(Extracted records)
━━━━━━━━━━━━━━━━

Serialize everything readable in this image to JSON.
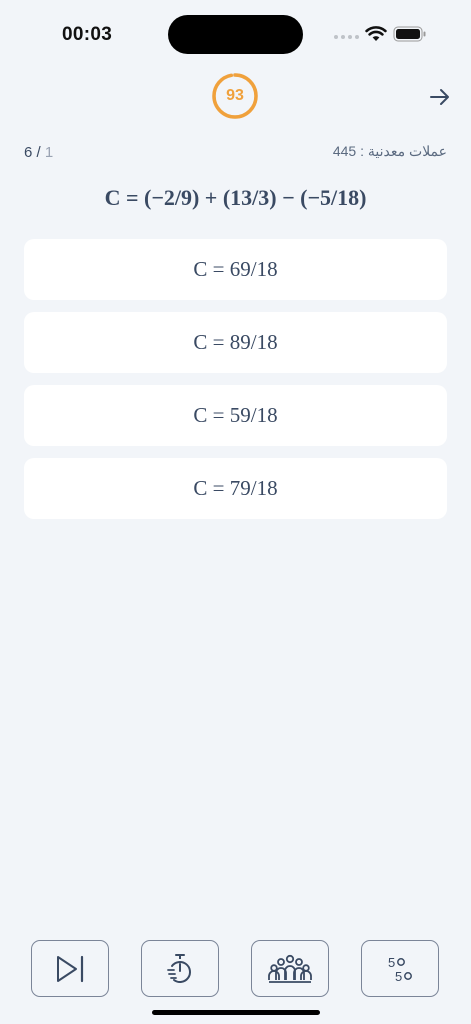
{
  "status_bar": {
    "time": "00:03"
  },
  "header": {
    "timer_value": "93",
    "timer_fraction": 0.97,
    "accent_color": "#f0a13c",
    "next_icon": "arrow-right-icon"
  },
  "progress": {
    "current": "1",
    "separator": " / ",
    "total": "6"
  },
  "coins": {
    "label": "عملات معدنية",
    "separator": " : ",
    "value": "445"
  },
  "question": {
    "text": "C = (−2/9) + (13/3) − (−5/18)"
  },
  "options": [
    {
      "label": "C = 69/18"
    },
    {
      "label": "C = 89/18"
    },
    {
      "label": "C = 59/18"
    },
    {
      "label": "C = 79/18"
    }
  ],
  "toolbar": {
    "skip_icon": "skip-forward-icon",
    "time_icon": "stopwatch-icon",
    "audience_icon": "audience-icon",
    "fifty_icon": "fifty-fifty-icon"
  }
}
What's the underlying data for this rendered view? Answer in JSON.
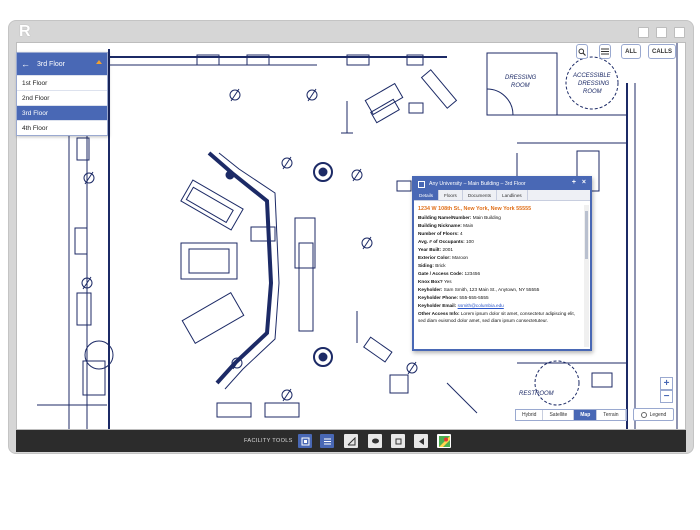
{
  "app": {
    "logo": "R"
  },
  "floor_selector": {
    "current": "3rd Floor",
    "back_icon": "arrow-left-icon",
    "floors": [
      "1st Floor",
      "2nd Floor",
      "3rd Floor",
      "4th Floor"
    ],
    "active_index": 2
  },
  "top_controls": {
    "search_icon": "magnifier-icon",
    "list_icon": "list-icon",
    "all_label": "ALL",
    "calls_label": "CALLS"
  },
  "rooms": {
    "dressing": "DRESSING ROOM",
    "dressing_line1": "DRESSING",
    "dressing_line2": "ROOM",
    "accessible_line1": "ACCESSIBLE",
    "accessible_line2": "DRESSING",
    "accessible_line3": "ROOM",
    "restroom": "RESTROOM"
  },
  "popup": {
    "title": "Any University – Main Building – 3rd Floor",
    "expand_label": "+",
    "close_label": "×",
    "tabs": [
      "Details",
      "Floors",
      "Documents",
      "Landlines"
    ],
    "active_tab": 0,
    "address": "1234 W 108th St., New York, New York 55555",
    "fields": [
      {
        "label": "Building Name/Number:",
        "value": "Main Building"
      },
      {
        "label": "Building Nickname:",
        "value": "Main"
      },
      {
        "label": "Number of Floors:",
        "value": "4"
      },
      {
        "label": "Avg. # of Occupants:",
        "value": "100"
      },
      {
        "label": "Year Built:",
        "value": "2001"
      },
      {
        "label": "Exterior Color:",
        "value": "Maroon"
      },
      {
        "label": "Siding:",
        "value": "Brick"
      },
      {
        "label": "Gate / Access Code:",
        "value": "123456"
      },
      {
        "label": "Knox Box?",
        "value": "Yes"
      },
      {
        "label": "Keyholder:",
        "value": "Sam Smith, 123 Main St., Anytown, NY 55555"
      },
      {
        "label": "Keyholder Phone:",
        "value": "555-555-5555"
      },
      {
        "label": "Keyholder Email:",
        "value": "ssmith@columbia.edu",
        "link": true
      },
      {
        "label": "Other Access Info:",
        "value": "Lorem ipsum dolor sit amet, consectetur adipiscing elit, sed diam euismod dolor amet, sed diam ipsum consectetuteur."
      }
    ]
  },
  "zoom": {
    "in": "+",
    "out": "−"
  },
  "map_types": [
    "Hybrid",
    "Satellite",
    "Map",
    "Terrain"
  ],
  "active_map_type": 2,
  "legend_label": "Legend",
  "toolbar": {
    "label": "FACILITY TOOLS",
    "tools": [
      "building-icon",
      "layers-icon",
      "measure-icon",
      "comment-icon",
      "square-icon",
      "collapse-icon",
      "google-maps-icon"
    ]
  }
}
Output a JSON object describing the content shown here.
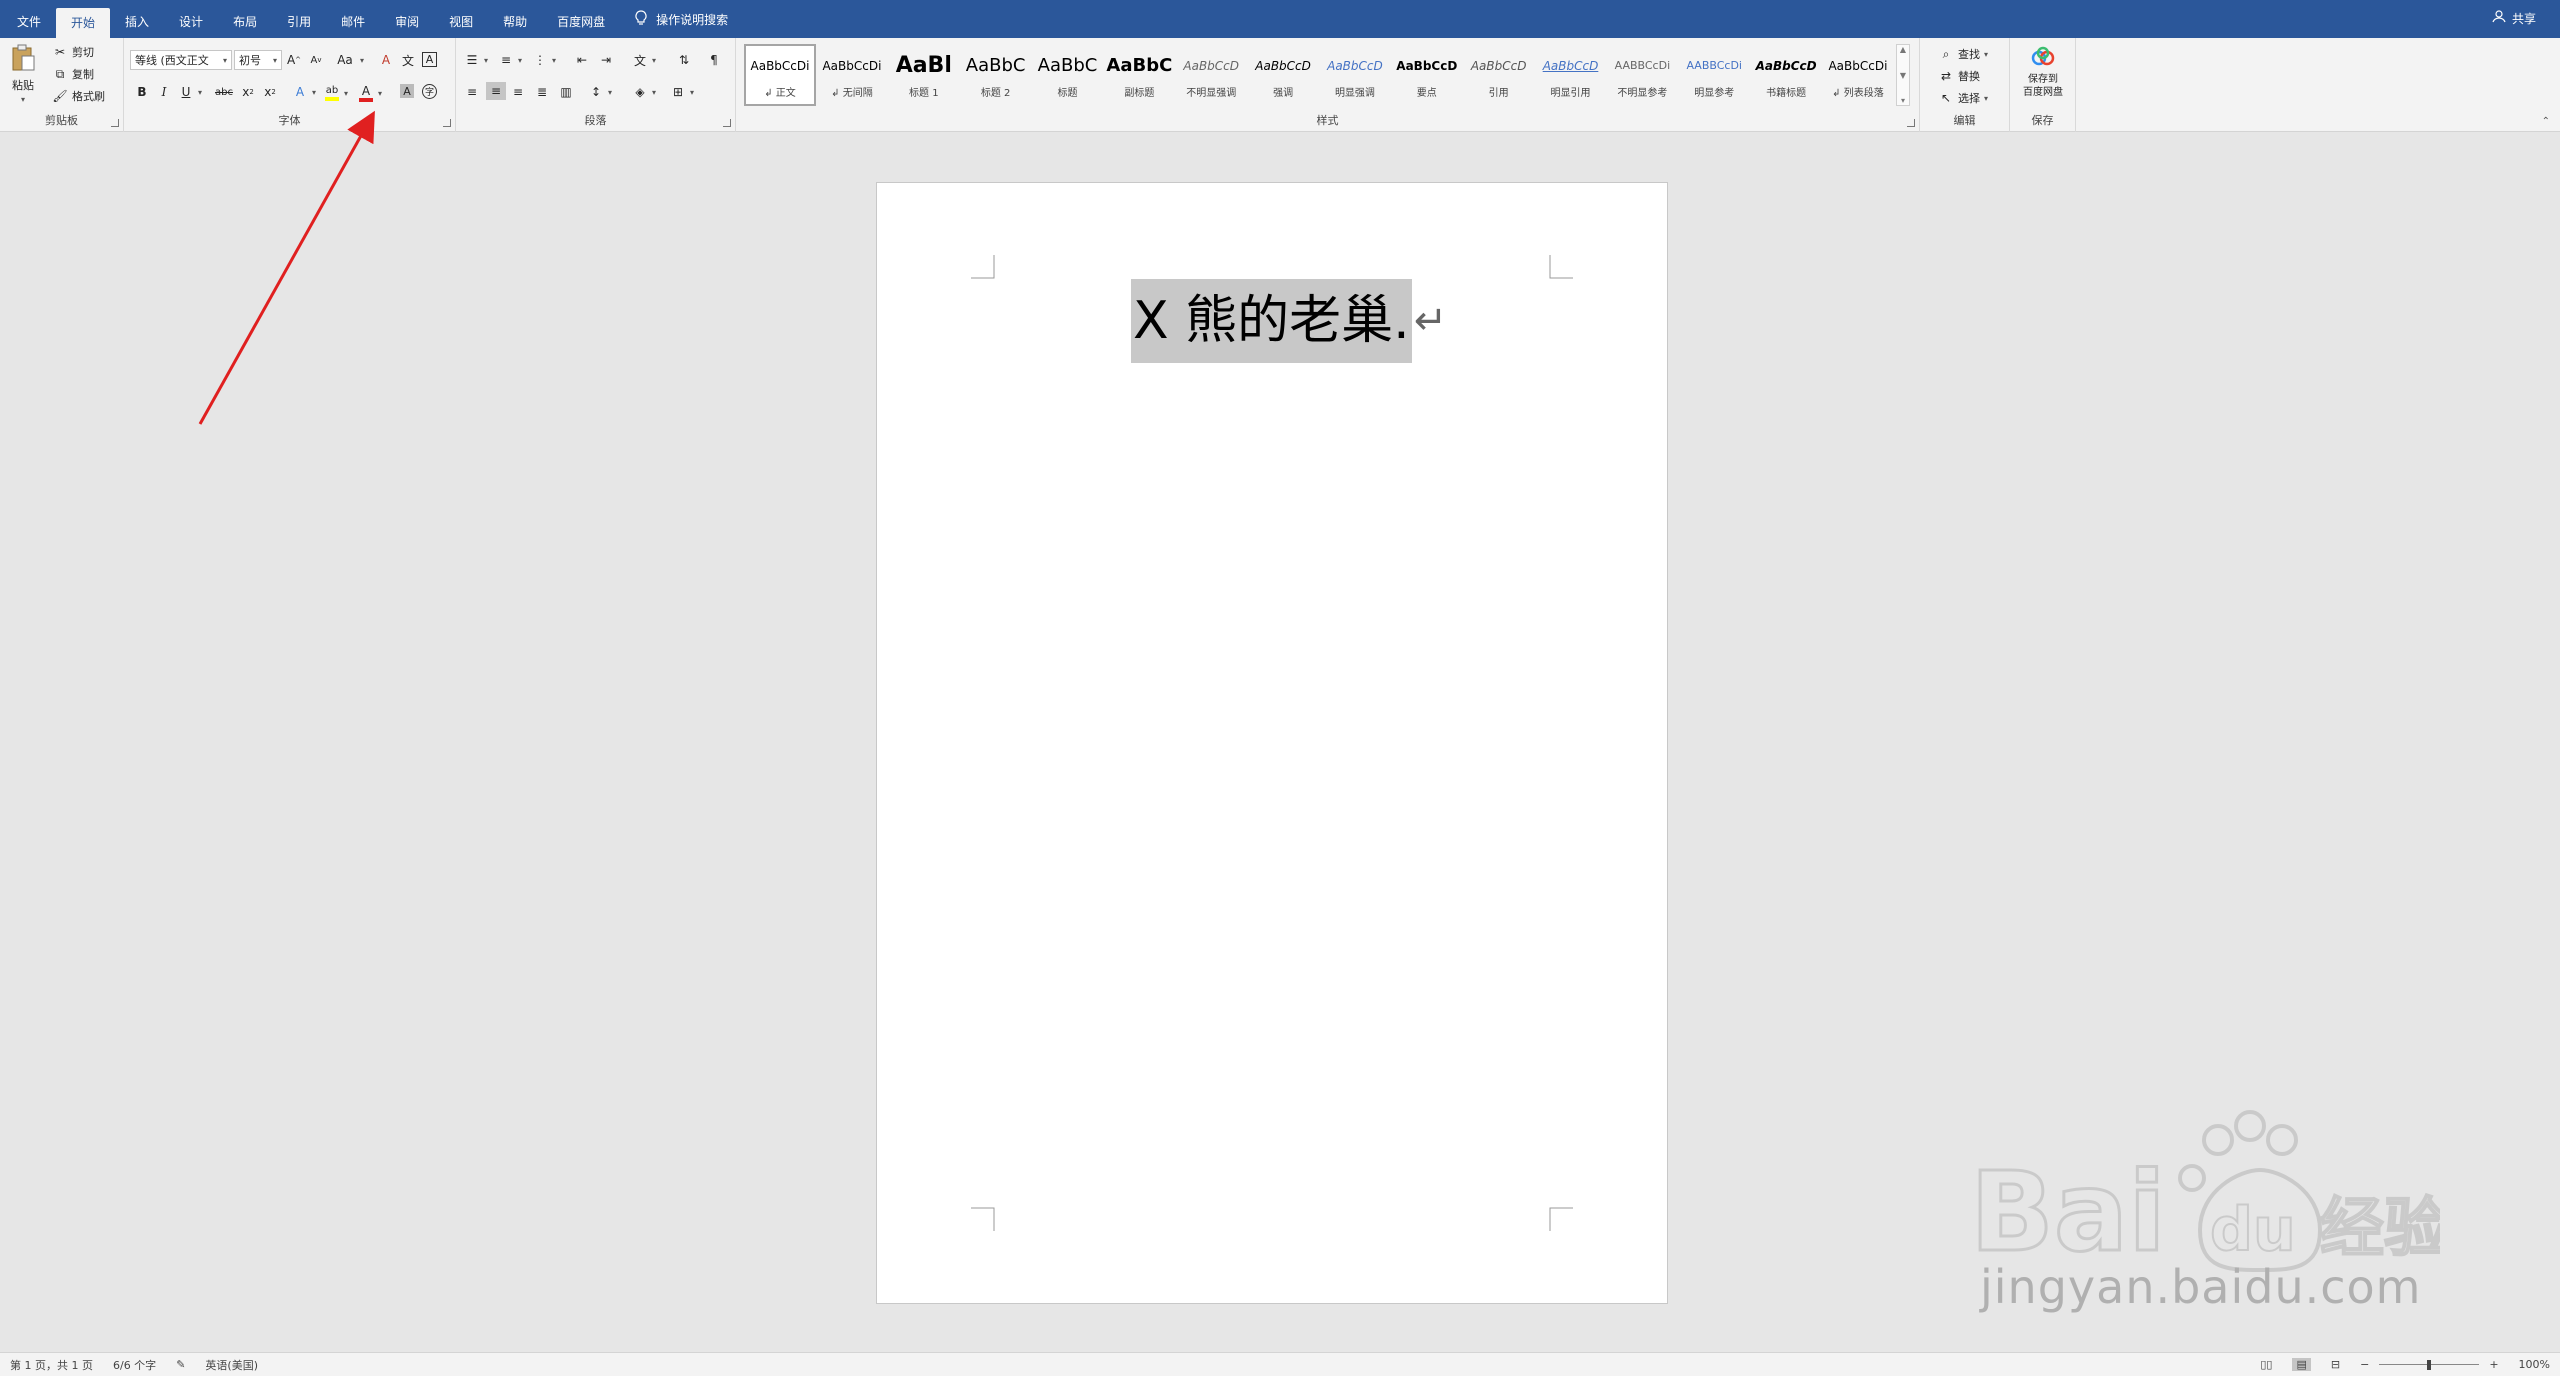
{
  "tabs": [
    "文件",
    "开始",
    "插入",
    "设计",
    "布局",
    "引用",
    "邮件",
    "审阅",
    "视图",
    "帮助",
    "百度网盘"
  ],
  "active_tab": "开始",
  "tell_me": "操作说明搜索",
  "share": "共享",
  "clipboard": {
    "paste": "粘贴",
    "cut": "剪切",
    "copy": "复制",
    "format_painter": "格式刷",
    "label": "剪贴板"
  },
  "font": {
    "font_name": "等线 (西文正文",
    "font_size": "初号",
    "label": "字体"
  },
  "paragraph": {
    "label": "段落"
  },
  "styles": {
    "label": "样式",
    "items": [
      {
        "preview": "AaBbCcDi",
        "name": "↲ 正文"
      },
      {
        "preview": "AaBbCcDi",
        "name": "↲ 无间隔"
      },
      {
        "preview": "AaBl",
        "name": "标题 1"
      },
      {
        "preview": "AaBbC",
        "name": "标题 2"
      },
      {
        "preview": "AaBbC",
        "name": "标题"
      },
      {
        "preview": "AaBbC",
        "name": "副标题"
      },
      {
        "preview": "AaBbCcD",
        "name": "不明显强调"
      },
      {
        "preview": "AaBbCcD",
        "name": "强调"
      },
      {
        "preview": "AaBbCcD",
        "name": "明显强调"
      },
      {
        "preview": "AaBbCcD",
        "name": "要点"
      },
      {
        "preview": "AaBbCcD",
        "name": "引用"
      },
      {
        "preview": "AaBbCcD",
        "name": "明显引用"
      },
      {
        "preview": "AABBCcDi",
        "name": "不明显参考"
      },
      {
        "preview": "AABBCcDi",
        "name": "明显参考"
      },
      {
        "preview": "AaBbCcD",
        "name": "书籍标题"
      },
      {
        "preview": "AaBbCcDi",
        "name": "↲ 列表段落"
      }
    ]
  },
  "editing": {
    "find": "查找",
    "replace": "替换",
    "select": "选择",
    "label": "编辑"
  },
  "save": {
    "button": "保存到\n百度网盘",
    "label": "保存"
  },
  "document": {
    "text": "X 熊的老巢."
  },
  "status": {
    "page": "第 1 页，共 1 页",
    "words": "6/6 个字",
    "language": "英语(美国)",
    "zoom": "100%"
  },
  "watermark": {
    "text": "jingyan.baidu.com"
  },
  "colors": {
    "ribbon_blue": "#2b579a",
    "font_color_underline": "#e02020",
    "highlight_yellow": "#ffff00",
    "arrow_red": "#e02020"
  }
}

━━━━━━━━━━━━━━━━

_What this task involves:_ Write out the entries above verbatim; the pictures do not belong in your copy.

_Exercise result:_
Serialize everything readable in this image to JSON.
{
  "status_bar": {
    "time": "00:03"
  },
  "header": {
    "timer_value": "93",
    "timer_fraction": 0.97,
    "accent_color": "#f0a13c",
    "next_icon": "arrow-right-icon"
  },
  "progress": {
    "current": "1",
    "separator": " / ",
    "total": "6"
  },
  "coins": {
    "label": "عملات معدنية",
    "separator": " : ",
    "value": "445"
  },
  "question": {
    "text": "C = (−2/9) + (13/3) − (−5/18)"
  },
  "options": [
    {
      "label": "C = 69/18"
    },
    {
      "label": "C = 89/18"
    },
    {
      "label": "C = 59/18"
    },
    {
      "label": "C = 79/18"
    }
  ],
  "toolbar": {
    "skip_icon": "skip-forward-icon",
    "time_icon": "stopwatch-icon",
    "audience_icon": "audience-icon",
    "fifty_icon": "fifty-fifty-icon"
  }
}
What's the underlying data for this rendered view? Answer in JSON.
{
  "app": {
    "logo": "R"
  },
  "floor_selector": {
    "current": "3rd Floor",
    "back_icon": "arrow-left-icon",
    "floors": [
      "1st Floor",
      "2nd Floor",
      "3rd Floor",
      "4th Floor"
    ],
    "active_index": 2
  },
  "top_controls": {
    "search_icon": "magnifier-icon",
    "list_icon": "list-icon",
    "all_label": "ALL",
    "calls_label": "CALLS"
  },
  "rooms": {
    "dressing": "DRESSING ROOM",
    "dressing_line1": "DRESSING",
    "dressing_line2": "ROOM",
    "accessible_line1": "ACCESSIBLE",
    "accessible_line2": "DRESSING",
    "accessible_line3": "ROOM",
    "restroom": "RESTROOM"
  },
  "popup": {
    "title": "Any University – Main Building – 3rd Floor",
    "expand_label": "+",
    "close_label": "×",
    "tabs": [
      "Details",
      "Floors",
      "Documents",
      "Landlines"
    ],
    "active_tab": 0,
    "address": "1234 W 108th St., New York, New York 55555",
    "fields": [
      {
        "label": "Building Name/Number:",
        "value": "Main Building"
      },
      {
        "label": "Building Nickname:",
        "value": "Main"
      },
      {
        "label": "Number of Floors:",
        "value": "4"
      },
      {
        "label": "Avg. # of Occupants:",
        "value": "100"
      },
      {
        "label": "Year Built:",
        "value": "2001"
      },
      {
        "label": "Exterior Color:",
        "value": "Maroon"
      },
      {
        "label": "Siding:",
        "value": "Brick"
      },
      {
        "label": "Gate / Access Code:",
        "value": "123456"
      },
      {
        "label": "Knox Box?",
        "value": "Yes"
      },
      {
        "label": "Keyholder:",
        "value": "Sam Smith, 123 Main St., Anytown, NY 55555"
      },
      {
        "label": "Keyholder Phone:",
        "value": "555-555-5555"
      },
      {
        "label": "Keyholder Email:",
        "value": "ssmith@columbia.edu",
        "link": true
      },
      {
        "label": "Other Access Info:",
        "value": "Lorem ipsum dolor sit amet, consectetur adipiscing elit, sed diam euismod dolor amet, sed diam ipsum consectetuteur."
      }
    ]
  },
  "zoom": {
    "in": "+",
    "out": "−"
  },
  "map_types": [
    "Hybrid",
    "Satellite",
    "Map",
    "Terrain"
  ],
  "active_map_type": 2,
  "legend_label": "Legend",
  "toolbar": {
    "label": "FACILITY TOOLS",
    "tools": [
      "building-icon",
      "layers-icon",
      "measure-icon",
      "comment-icon",
      "square-icon",
      "collapse-icon",
      "google-maps-icon"
    ]
  }
}
Output a JSON object describing the content shown here.
{
  "tabs": [
    "文件",
    "开始",
    "插入",
    "设计",
    "布局",
    "引用",
    "邮件",
    "审阅",
    "视图",
    "帮助",
    "百度网盘"
  ],
  "active_tab": "开始",
  "tell_me": "操作说明搜索",
  "share": "共享",
  "clipboard": {
    "paste": "粘贴",
    "cut": "剪切",
    "copy": "复制",
    "format_painter": "格式刷",
    "label": "剪贴板"
  },
  "font": {
    "font_name": "等线 (西文正文",
    "font_size": "初号",
    "label": "字体"
  },
  "paragraph": {
    "label": "段落"
  },
  "styles": {
    "label": "样式",
    "items": [
      {
        "preview": "AaBbCcDi",
        "name": "↲ 正文"
      },
      {
        "preview": "AaBbCcDi",
        "name": "↲ 无间隔"
      },
      {
        "preview": "AaBl",
        "name": "标题 1"
      },
      {
        "preview": "AaBbC",
        "name": "标题 2"
      },
      {
        "preview": "AaBbC",
        "name": "标题"
      },
      {
        "preview": "AaBbC",
        "name": "副标题"
      },
      {
        "preview": "AaBbCcD",
        "name": "不明显强调"
      },
      {
        "preview": "AaBbCcD",
        "name": "强调"
      },
      {
        "preview": "AaBbCcD",
        "name": "明显强调"
      },
      {
        "preview": "AaBbCcD",
        "name": "要点"
      },
      {
        "preview": "AaBbCcD",
        "name": "引用"
      },
      {
        "preview": "AaBbCcD",
        "name": "明显引用"
      },
      {
        "preview": "AABBCcDi",
        "name": "不明显参考"
      },
      {
        "preview": "AABBCcDi",
        "name": "明显参考"
      },
      {
        "preview": "AaBbCcD",
        "name": "书籍标题"
      },
      {
        "preview": "AaBbCcDi",
        "name": "↲ 列表段落"
      }
    ]
  },
  "editing": {
    "find": "查找",
    "replace": "替换",
    "select": "选择",
    "label": "编辑"
  },
  "save": {
    "button": "保存到\n百度网盘",
    "label": "保存"
  },
  "document": {
    "text": "X 熊的老巢."
  },
  "status": {
    "page": "第 1 页，共 1 页",
    "words": "6/6 个字",
    "language": "英语(美国)",
    "zoom": "100%"
  },
  "watermark": {
    "text": "jingyan.baidu.com"
  },
  "colors": {
    "ribbon_blue": "#2b579a",
    "font_color_underline": "#e02020",
    "highlight_yellow": "#ffff00",
    "arrow_red": "#e02020"
  }
}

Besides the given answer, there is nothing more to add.